### GIVEN DATA
*** Block opens ***
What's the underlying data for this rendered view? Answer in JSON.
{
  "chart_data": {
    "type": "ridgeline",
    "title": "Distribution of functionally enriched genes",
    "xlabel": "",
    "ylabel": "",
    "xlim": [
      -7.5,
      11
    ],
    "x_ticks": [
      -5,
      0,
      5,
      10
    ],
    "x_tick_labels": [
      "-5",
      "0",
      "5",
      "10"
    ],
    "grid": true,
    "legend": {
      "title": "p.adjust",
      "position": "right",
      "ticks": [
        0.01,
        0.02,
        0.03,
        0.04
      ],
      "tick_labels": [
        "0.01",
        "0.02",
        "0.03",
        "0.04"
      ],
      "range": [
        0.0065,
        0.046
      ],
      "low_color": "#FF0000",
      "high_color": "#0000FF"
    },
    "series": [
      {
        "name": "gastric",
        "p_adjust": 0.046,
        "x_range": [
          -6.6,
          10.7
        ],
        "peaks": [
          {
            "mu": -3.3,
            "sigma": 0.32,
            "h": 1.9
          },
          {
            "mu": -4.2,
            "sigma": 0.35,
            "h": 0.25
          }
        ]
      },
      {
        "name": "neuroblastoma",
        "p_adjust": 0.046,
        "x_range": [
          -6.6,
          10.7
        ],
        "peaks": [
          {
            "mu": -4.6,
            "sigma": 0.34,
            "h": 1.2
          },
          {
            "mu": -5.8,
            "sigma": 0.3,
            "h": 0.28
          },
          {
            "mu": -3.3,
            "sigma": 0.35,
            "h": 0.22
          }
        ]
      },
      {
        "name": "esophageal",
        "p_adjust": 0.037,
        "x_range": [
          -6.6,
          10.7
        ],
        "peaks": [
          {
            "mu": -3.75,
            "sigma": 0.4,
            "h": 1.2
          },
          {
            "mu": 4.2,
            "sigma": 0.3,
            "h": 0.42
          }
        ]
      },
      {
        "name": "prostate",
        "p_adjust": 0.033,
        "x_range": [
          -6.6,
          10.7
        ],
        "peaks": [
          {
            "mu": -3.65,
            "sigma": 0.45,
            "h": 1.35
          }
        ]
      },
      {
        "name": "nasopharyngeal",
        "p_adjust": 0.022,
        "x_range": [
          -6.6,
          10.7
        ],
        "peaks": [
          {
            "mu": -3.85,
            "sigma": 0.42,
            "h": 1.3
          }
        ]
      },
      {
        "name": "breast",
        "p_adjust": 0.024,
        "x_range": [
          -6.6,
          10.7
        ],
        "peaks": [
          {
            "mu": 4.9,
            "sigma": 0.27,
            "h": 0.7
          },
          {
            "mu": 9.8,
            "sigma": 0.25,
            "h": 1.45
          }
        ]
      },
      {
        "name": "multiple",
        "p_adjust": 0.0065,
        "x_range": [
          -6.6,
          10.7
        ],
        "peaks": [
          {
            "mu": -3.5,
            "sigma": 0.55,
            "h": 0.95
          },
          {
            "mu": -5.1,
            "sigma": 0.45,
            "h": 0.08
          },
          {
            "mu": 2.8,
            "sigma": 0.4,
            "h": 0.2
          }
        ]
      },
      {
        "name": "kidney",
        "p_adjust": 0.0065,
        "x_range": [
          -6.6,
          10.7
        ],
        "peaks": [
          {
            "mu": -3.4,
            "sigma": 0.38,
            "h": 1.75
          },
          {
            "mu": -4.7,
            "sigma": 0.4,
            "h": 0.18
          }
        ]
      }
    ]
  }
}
*** Block closes ***
### TASK BRIEF
Set every record down again exactly as written.

### RESPONSE AREA
What's the underlying data for this rendered view? Answer in JSON.
{
  "chart_data": {
    "type": "ridgeline",
    "title": "Distribution of functionally enriched genes",
    "xlabel": "",
    "ylabel": "",
    "xlim": [
      -7.5,
      11
    ],
    "x_ticks": [
      -5,
      0,
      5,
      10
    ],
    "x_tick_labels": [
      "-5",
      "0",
      "5",
      "10"
    ],
    "grid": true,
    "legend": {
      "title": "p.adjust",
      "position": "right",
      "ticks": [
        0.01,
        0.02,
        0.03,
        0.04
      ],
      "tick_labels": [
        "0.01",
        "0.02",
        "0.03",
        "0.04"
      ],
      "range": [
        0.0065,
        0.046
      ],
      "low_color": "#FF0000",
      "high_color": "#0000FF"
    },
    "series": [
      {
        "name": "gastric",
        "p_adjust": 0.046,
        "x_range": [
          -6.6,
          10.7
        ],
        "peaks": [
          {
            "mu": -3.3,
            "sigma": 0.32,
            "h": 1.9
          },
          {
            "mu": -4.2,
            "sigma": 0.35,
            "h": 0.25
          }
        ]
      },
      {
        "name": "neuroblastoma",
        "p_adjust": 0.046,
        "x_range": [
          -6.6,
          10.7
        ],
        "peaks": [
          {
            "mu": -4.6,
            "sigma": 0.34,
            "h": 1.2
          },
          {
            "mu": -5.8,
            "sigma": 0.3,
            "h": 0.28
          },
          {
            "mu": -3.3,
            "sigma": 0.35,
            "h": 0.22
          }
        ]
      },
      {
        "name": "esophageal",
        "p_adjust": 0.037,
        "x_range": [
          -6.6,
          10.7
        ],
        "peaks": [
          {
            "mu": -3.75,
            "sigma": 0.4,
            "h": 1.2
          },
          {
            "mu": 4.2,
            "sigma": 0.3,
            "h": 0.42
          }
        ]
      },
      {
        "name": "prostate",
        "p_adjust": 0.033,
        "x_range": [
          -6.6,
          10.7
        ],
        "peaks": [
          {
            "mu": -3.65,
            "sigma": 0.45,
            "h": 1.35
          }
        ]
      },
      {
        "name": "nasopharyngeal",
        "p_adjust": 0.022,
        "x_range": [
          -6.6,
          10.7
        ],
        "peaks": [
          {
            "mu": -3.85,
            "sigma": 0.42,
            "h": 1.3
          }
        ]
      },
      {
        "name": "breast",
        "p_adjust": 0.024,
        "x_range": [
          -6.6,
          10.7
        ],
        "peaks": [
          {
            "mu": 4.9,
            "sigma": 0.27,
            "h": 0.7
          },
          {
            "mu": 9.8,
            "sigma": 0.25,
            "h": 1.45
          }
        ]
      },
      {
        "name": "multiple",
        "p_adjust": 0.0065,
        "x_range": [
          -6.6,
          10.7
        ],
        "peaks": [
          {
            "mu": -3.5,
            "sigma": 0.55,
            "h": 0.95
          },
          {
            "mu": -5.1,
            "sigma": 0.45,
            "h": 0.08
          },
          {
            "mu": 2.8,
            "sigma": 0.4,
            "h": 0.2
          }
        ]
      },
      {
        "name": "kidney",
        "p_adjust": 0.0065,
        "x_range": [
          -6.6,
          10.7
        ],
        "peaks": [
          {
            "mu": -3.4,
            "sigma": 0.38,
            "h": 1.75
          },
          {
            "mu": -4.7,
            "sigma": 0.4,
            "h": 0.18
          }
        ]
      }
    ]
  }
}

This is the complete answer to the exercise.